» EXERCISE DATA
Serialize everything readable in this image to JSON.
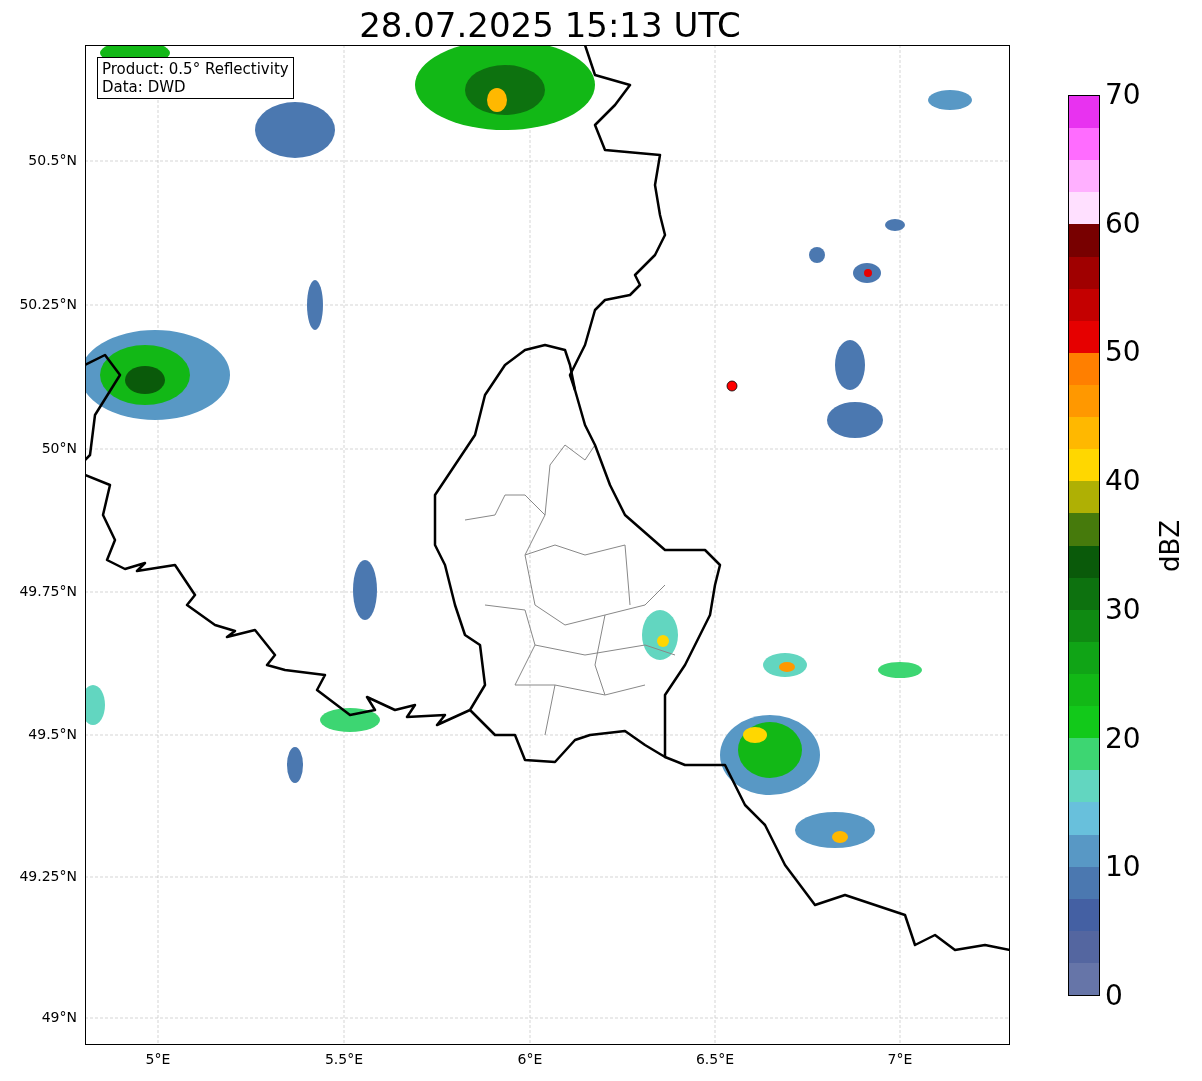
{
  "title": "28.07.2025 15:13 UTC",
  "info_box": [
    "Product: 0.5° Reflectivity",
    "Data: DWD"
  ],
  "map": {
    "yticks": [
      "50.5°N",
      "50.25°N",
      "50°N",
      "49.75°N",
      "49.5°N",
      "49.25°N",
      "49°N"
    ],
    "xticks": [
      "5°E",
      "5.5°E",
      "6°E",
      "6.5°E",
      "7°E"
    ]
  },
  "colorbar": {
    "label": "dBZ",
    "ticks": [
      "70",
      "60",
      "50",
      "40",
      "30",
      "20",
      "10",
      "0"
    ],
    "segments": [
      {
        "color": "#e832f0"
      },
      {
        "color": "#ff6cff"
      },
      {
        "color": "#ffb0ff"
      },
      {
        "color": "#ffe0ff"
      },
      {
        "color": "#780000"
      },
      {
        "color": "#a00000"
      },
      {
        "color": "#c40000"
      },
      {
        "color": "#e60000"
      },
      {
        "color": "#ff7f00"
      },
      {
        "color": "#ff9800"
      },
      {
        "color": "#ffb800"
      },
      {
        "color": "#ffd700"
      },
      {
        "color": "#afb004"
      },
      {
        "color": "#467a0c"
      },
      {
        "color": "#0a5a0a"
      },
      {
        "color": "#0d720f"
      },
      {
        "color": "#0f8a12"
      },
      {
        "color": "#10a416"
      },
      {
        "color": "#12b816"
      },
      {
        "color": "#12c91a"
      },
      {
        "color": "#3dd672"
      },
      {
        "color": "#62d6c0"
      },
      {
        "color": "#68c0dc"
      },
      {
        "color": "#5898c5"
      },
      {
        "color": "#4b78b0"
      },
      {
        "color": "#4460a3"
      },
      {
        "color": "#5466a0"
      },
      {
        "color": "#6675a8"
      }
    ]
  }
}
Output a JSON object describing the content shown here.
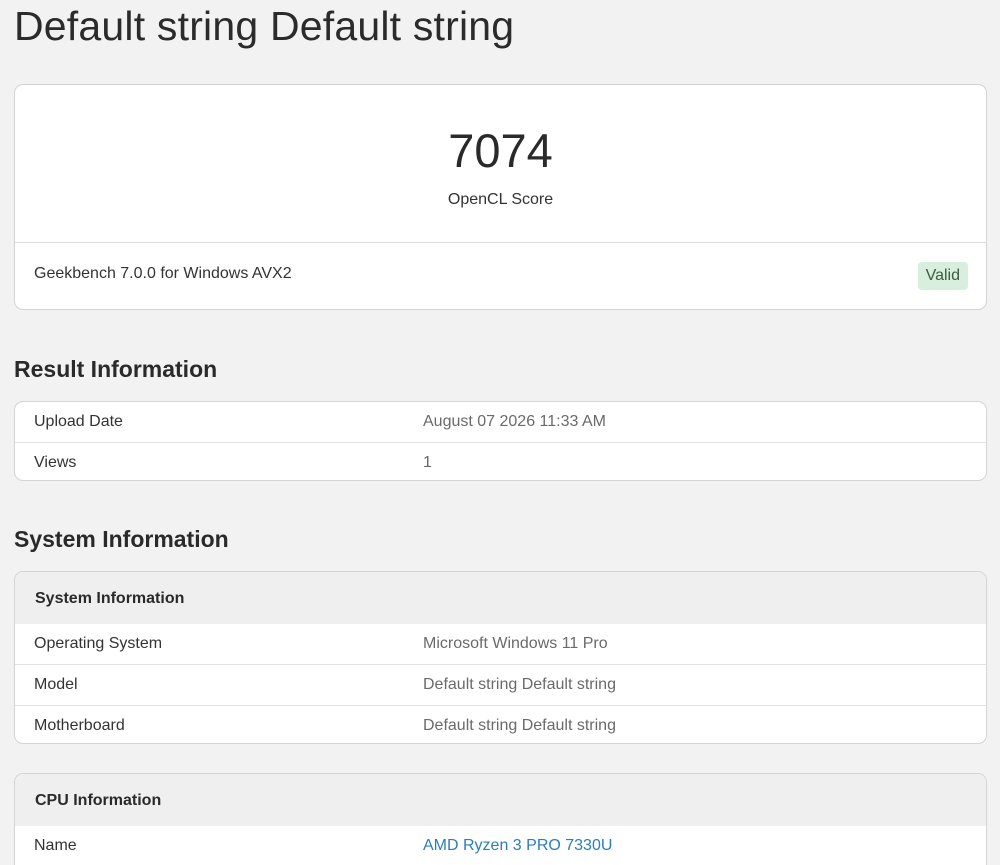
{
  "page": {
    "title": "Default string Default string"
  },
  "score": {
    "value": "7074",
    "label": "OpenCL Score",
    "version": "Geekbench 7.0.0 for Windows AVX2",
    "status": "Valid",
    "status_color": "#d8efdd"
  },
  "result_info": {
    "heading": "Result Information",
    "rows": [
      {
        "key": "Upload Date",
        "value": "August 07 2026 11:33 AM"
      },
      {
        "key": "Views",
        "value": "1"
      }
    ]
  },
  "system_info": {
    "heading": "System Information",
    "card_title": "System Information",
    "rows": [
      {
        "key": "Operating System",
        "value": "Microsoft Windows 11 Pro"
      },
      {
        "key": "Model",
        "value": "Default string Default string"
      },
      {
        "key": "Motherboard",
        "value": "Default string Default string"
      }
    ]
  },
  "cpu_info": {
    "card_title": "CPU Information",
    "rows": [
      {
        "key": "Name",
        "value": "AMD Ryzen 3 PRO 7330U"
      }
    ]
  },
  "colors": {
    "link": "#2a7fb8",
    "background": "#f2f2f2"
  }
}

» WHAT IS REQUIRED
Write out the records above exactly as they stand, leaving out every picture.

» RESPONSE FOR THIS EXERCISE
Serialize everything readable in this image to JSON.
{
  "title": "28.07.2025 15:13 UTC",
  "info_box": [
    "Product: 0.5° Reflectivity",
    "Data: DWD"
  ],
  "map": {
    "yticks": [
      "50.5°N",
      "50.25°N",
      "50°N",
      "49.75°N",
      "49.5°N",
      "49.25°N",
      "49°N"
    ],
    "xticks": [
      "5°E",
      "5.5°E",
      "6°E",
      "6.5°E",
      "7°E"
    ]
  },
  "colorbar": {
    "label": "dBZ",
    "ticks": [
      "70",
      "60",
      "50",
      "40",
      "30",
      "20",
      "10",
      "0"
    ],
    "segments": [
      {
        "color": "#e832f0"
      },
      {
        "color": "#ff6cff"
      },
      {
        "color": "#ffb0ff"
      },
      {
        "color": "#ffe0ff"
      },
      {
        "color": "#780000"
      },
      {
        "color": "#a00000"
      },
      {
        "color": "#c40000"
      },
      {
        "color": "#e60000"
      },
      {
        "color": "#ff7f00"
      },
      {
        "color": "#ff9800"
      },
      {
        "color": "#ffb800"
      },
      {
        "color": "#ffd700"
      },
      {
        "color": "#afb004"
      },
      {
        "color": "#467a0c"
      },
      {
        "color": "#0a5a0a"
      },
      {
        "color": "#0d720f"
      },
      {
        "color": "#0f8a12"
      },
      {
        "color": "#10a416"
      },
      {
        "color": "#12b816"
      },
      {
        "color": "#12c91a"
      },
      {
        "color": "#3dd672"
      },
      {
        "color": "#62d6c0"
      },
      {
        "color": "#68c0dc"
      },
      {
        "color": "#5898c5"
      },
      {
        "color": "#4b78b0"
      },
      {
        "color": "#4460a3"
      },
      {
        "color": "#5466a0"
      },
      {
        "color": "#6675a8"
      }
    ]
  }
}
Output a JSON object describing the content shown here.
{
  "page": {
    "title": "Default string Default string"
  },
  "score": {
    "value": "7074",
    "label": "OpenCL Score",
    "version": "Geekbench 7.0.0 for Windows AVX2",
    "status": "Valid",
    "status_color": "#d8efdd"
  },
  "result_info": {
    "heading": "Result Information",
    "rows": [
      {
        "key": "Upload Date",
        "value": "August 07 2026 11:33 AM"
      },
      {
        "key": "Views",
        "value": "1"
      }
    ]
  },
  "system_info": {
    "heading": "System Information",
    "card_title": "System Information",
    "rows": [
      {
        "key": "Operating System",
        "value": "Microsoft Windows 11 Pro"
      },
      {
        "key": "Model",
        "value": "Default string Default string"
      },
      {
        "key": "Motherboard",
        "value": "Default string Default string"
      }
    ]
  },
  "cpu_info": {
    "card_title": "CPU Information",
    "rows": [
      {
        "key": "Name",
        "value": "AMD Ryzen 3 PRO 7330U"
      }
    ]
  },
  "colors": {
    "link": "#2a7fb8",
    "background": "#f2f2f2"
  }
}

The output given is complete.